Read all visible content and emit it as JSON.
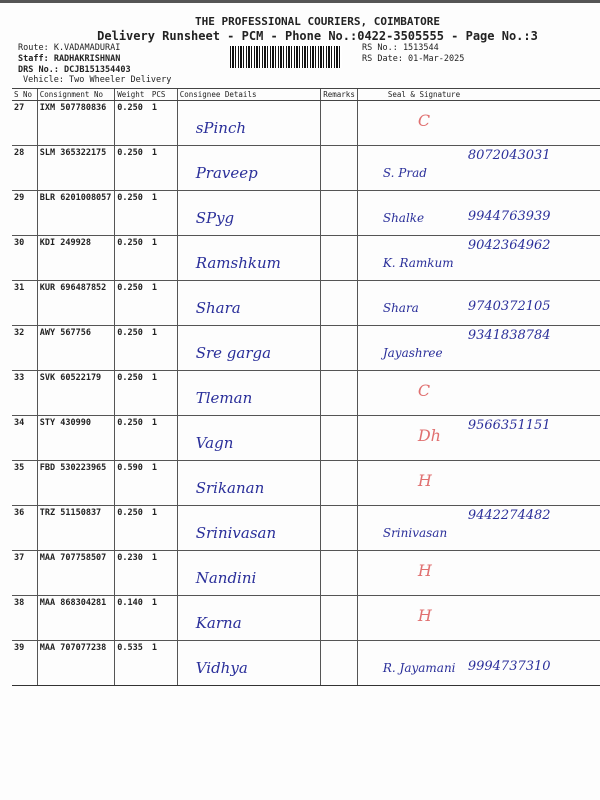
{
  "header": {
    "company": "THE PROFESSIONAL COURIERS, COIMBATORE",
    "subtitle": "Delivery Runsheet - PCM - Phone No.:0422-3505555 - Page No.:3",
    "route": "Route: K.VADAMADURAI",
    "staff": "Staff: RADHAKRISHNAN",
    "drs": "DRS No.: DCJB151354403",
    "vehicle": "Vehicle: Two Wheeler Delivery",
    "rs_no": "RS No.: 1513544",
    "rs_date": "RS Date: 01-Mar-2025"
  },
  "table": {
    "columns": [
      "S No",
      "Consignment No",
      "Weight",
      "PCS",
      "Consignee Details",
      "Remarks",
      "Seal & Signature"
    ],
    "rows": [
      {
        "sno": "27",
        "cn": "IXM 507780836",
        "wt": "0.250",
        "pcs": "1",
        "consignee": "sPinch",
        "phone": "",
        "sign": "C"
      },
      {
        "sno": "28",
        "cn": "SLM 365322175",
        "wt": "0.250",
        "pcs": "1",
        "consignee": "Praveep",
        "phone": "8072043031",
        "sign": "S. Prad"
      },
      {
        "sno": "29",
        "cn": "BLR 6201008057",
        "wt": "0.250",
        "pcs": "1",
        "consignee": "SPyg",
        "phone": "9944763939",
        "sign": "Shalke"
      },
      {
        "sno": "30",
        "cn": "KDI 249928",
        "wt": "0.250",
        "pcs": "1",
        "consignee": "Ramshkum",
        "phone": "9042364962",
        "sign": "K. Ramkum"
      },
      {
        "sno": "31",
        "cn": "KUR 696487852",
        "wt": "0.250",
        "pcs": "1",
        "consignee": "Shara",
        "phone": "9740372105",
        "sign": "Shara"
      },
      {
        "sno": "32",
        "cn": "AWY 567756",
        "wt": "0.250",
        "pcs": "1",
        "consignee": "Sre garga",
        "phone": "9341838784",
        "sign": "Jayashree"
      },
      {
        "sno": "33",
        "cn": "SVK 60522179",
        "wt": "0.250",
        "pcs": "1",
        "consignee": "Tleman",
        "phone": "",
        "sign": "C"
      },
      {
        "sno": "34",
        "cn": "STY 430990",
        "wt": "0.250",
        "pcs": "1",
        "consignee": "Vagn",
        "phone": "9566351151",
        "sign": "Dh"
      },
      {
        "sno": "35",
        "cn": "FBD 530223965",
        "wt": "0.590",
        "pcs": "1",
        "consignee": "Srikanan",
        "phone": "",
        "sign": "H"
      },
      {
        "sno": "36",
        "cn": "TRZ 51150837",
        "wt": "0.250",
        "pcs": "1",
        "consignee": "Srinivasan",
        "phone": "9442274482",
        "sign": "Srinivasan"
      },
      {
        "sno": "37",
        "cn": "MAA 707758507",
        "wt": "0.230",
        "pcs": "1",
        "consignee": "Nandini",
        "phone": "",
        "sign": "H"
      },
      {
        "sno": "38",
        "cn": "MAA 868304281",
        "wt": "0.140",
        "pcs": "1",
        "consignee": "Karna",
        "phone": "",
        "sign": "H"
      },
      {
        "sno": "39",
        "cn": "MAA 707077238",
        "wt": "0.535",
        "pcs": "1",
        "consignee": "Vidhya",
        "phone": "9994737310",
        "sign": "R. Jayamani"
      }
    ]
  }
}
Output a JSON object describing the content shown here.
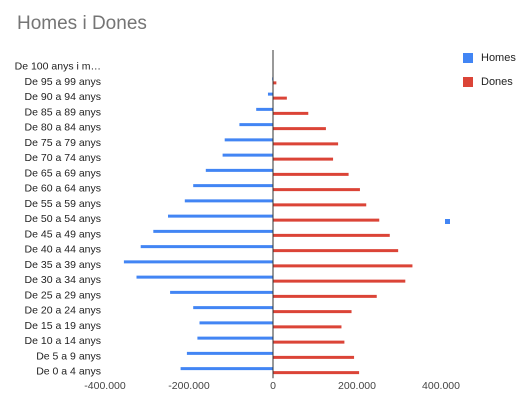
++++
> [Aim] Going through the lines above one by one, tally those with the word "content" and give only the total.

> [Problem solution] 2